* EXERCISE INSTRUCTIONS *
Extract the records in full, leaving every picture out.

* PROVIDED RECORDS *
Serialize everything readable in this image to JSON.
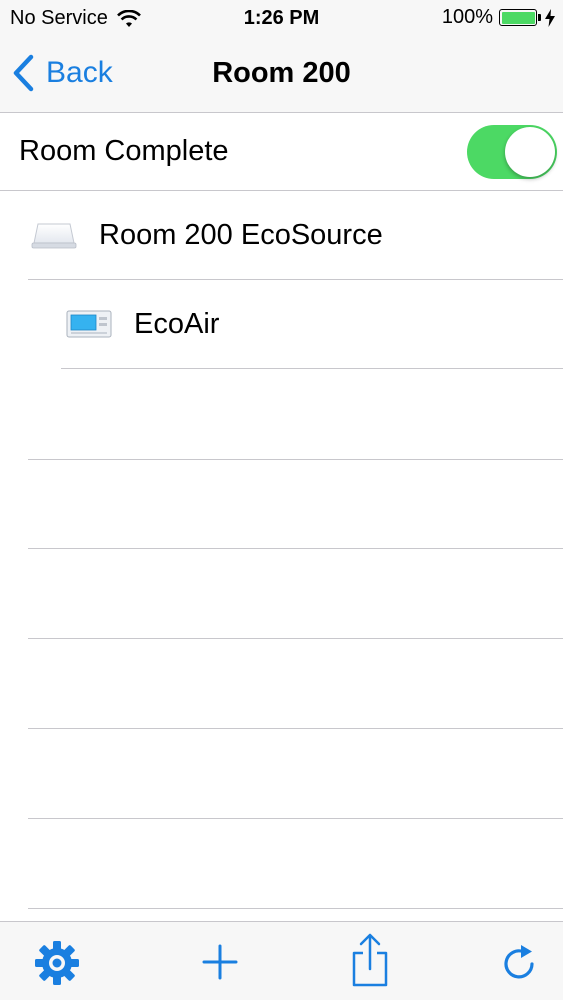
{
  "status_bar": {
    "carrier": "No Service",
    "time": "1:26 PM",
    "battery_percent": "100%",
    "battery_level": 1.0
  },
  "nav": {
    "back_label": "Back",
    "title": "Room 200"
  },
  "room_complete": {
    "label": "Room Complete",
    "toggle_on": true
  },
  "devices": [
    {
      "label": "Room 200 EcoSource",
      "icon": "ecosource-device-icon",
      "level": 0
    },
    {
      "label": "EcoAir",
      "icon": "ecoair-thermostat-icon",
      "level": 1
    }
  ],
  "toolbar": {
    "items": [
      "gear-icon",
      "add-icon",
      "share-icon",
      "refresh-icon"
    ]
  },
  "colors": {
    "accent": "#1a7fe0",
    "toggle_on": "#4cd964",
    "separator": "#c8c7cc",
    "bar_background": "#f7f7f7"
  }
}
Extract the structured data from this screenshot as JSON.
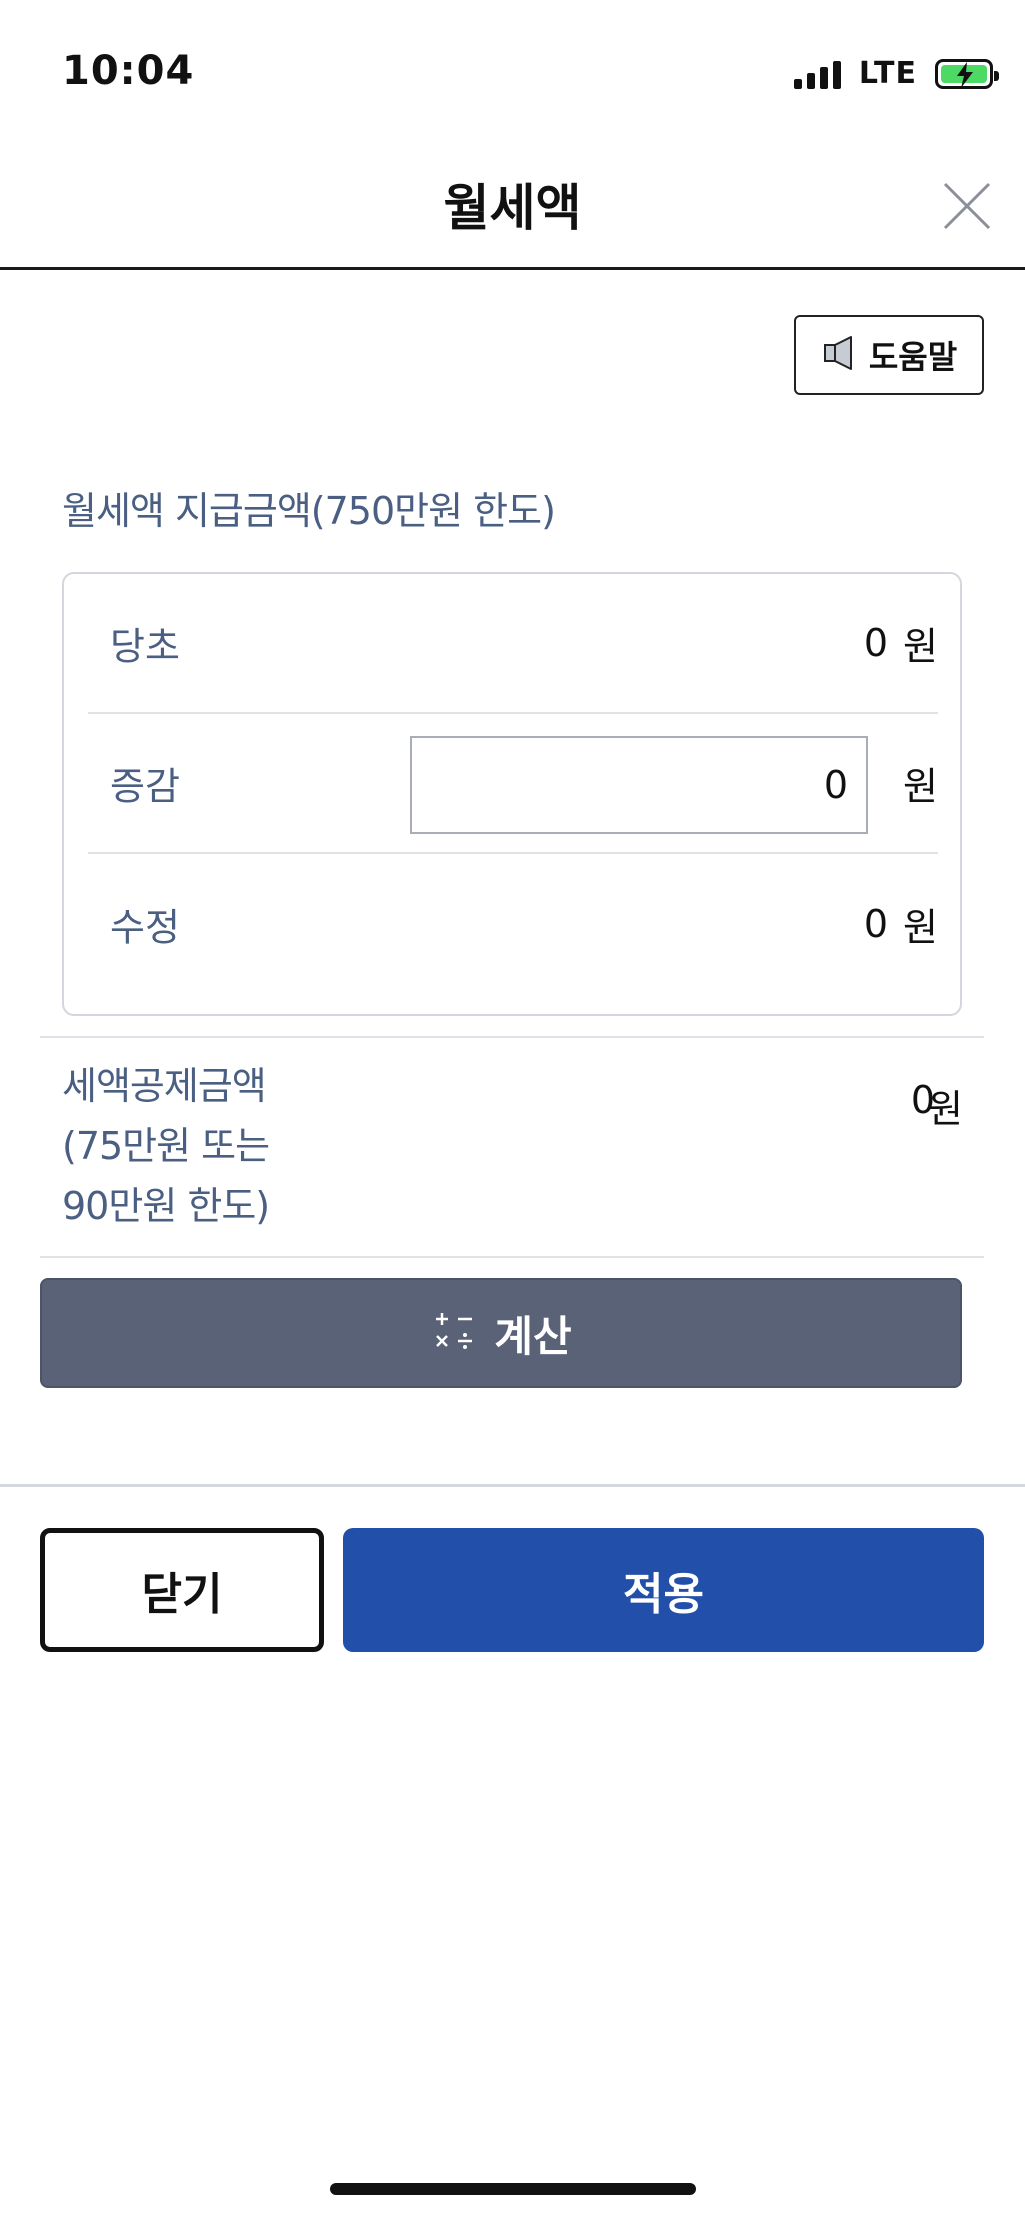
{
  "status_bar": {
    "time": "10:04",
    "network": "LTE"
  },
  "header": {
    "title": "월세액",
    "close_icon": "close-icon"
  },
  "help_button": {
    "label": "도움말",
    "icon": "speaker-icon"
  },
  "section": {
    "title": "월세액 지급금액(750만원 한도)",
    "rows": [
      {
        "label": "당초",
        "value": "0",
        "unit": "원"
      },
      {
        "label": "증감",
        "value": "0",
        "unit": "원"
      },
      {
        "label": "수정",
        "value": "0",
        "unit": "원"
      }
    ]
  },
  "deduction": {
    "label_line1": "세액공제금액",
    "label_line2": "(75만원 또는",
    "label_line3": "90만원 한도)",
    "value": "0",
    "unit": "원"
  },
  "calc_button": {
    "label": "계산",
    "icon": "calculator-icon"
  },
  "footer": {
    "close_label": "닫기",
    "apply_label": "적용"
  },
  "colors": {
    "label_blue": "#4a5f82",
    "calc_button": "#5a6278",
    "apply_button": "#224faa"
  }
}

* SOLUTION *
Serialize everything readable in this image to JSON.
{
  "status_bar": {
    "carrier": "No Service",
    "time": "1:26 PM",
    "battery_percent": "100%",
    "battery_level": 1.0
  },
  "nav": {
    "back_label": "Back",
    "title": "Room 200"
  },
  "room_complete": {
    "label": "Room Complete",
    "toggle_on": true
  },
  "devices": [
    {
      "label": "Room 200 EcoSource",
      "icon": "ecosource-device-icon",
      "level": 0
    },
    {
      "label": "EcoAir",
      "icon": "ecoair-thermostat-icon",
      "level": 1
    }
  ],
  "toolbar": {
    "items": [
      "gear-icon",
      "add-icon",
      "share-icon",
      "refresh-icon"
    ]
  },
  "colors": {
    "accent": "#1a7fe0",
    "toggle_on": "#4cd964",
    "separator": "#c8c7cc",
    "bar_background": "#f7f7f7"
  }
}
Extract the structured data from this screenshot as JSON.
{
  "status_bar": {
    "time": "10:04",
    "network": "LTE"
  },
  "header": {
    "title": "월세액",
    "close_icon": "close-icon"
  },
  "help_button": {
    "label": "도움말",
    "icon": "speaker-icon"
  },
  "section": {
    "title": "월세액 지급금액(750만원 한도)",
    "rows": [
      {
        "label": "당초",
        "value": "0",
        "unit": "원"
      },
      {
        "label": "증감",
        "value": "0",
        "unit": "원"
      },
      {
        "label": "수정",
        "value": "0",
        "unit": "원"
      }
    ]
  },
  "deduction": {
    "label_line1": "세액공제금액",
    "label_line2": "(75만원 또는",
    "label_line3": "90만원 한도)",
    "value": "0",
    "unit": "원"
  },
  "calc_button": {
    "label": "계산",
    "icon": "calculator-icon"
  },
  "footer": {
    "close_label": "닫기",
    "apply_label": "적용"
  },
  "colors": {
    "label_blue": "#4a5f82",
    "calc_button": "#5a6278",
    "apply_button": "#224faa"
  }
}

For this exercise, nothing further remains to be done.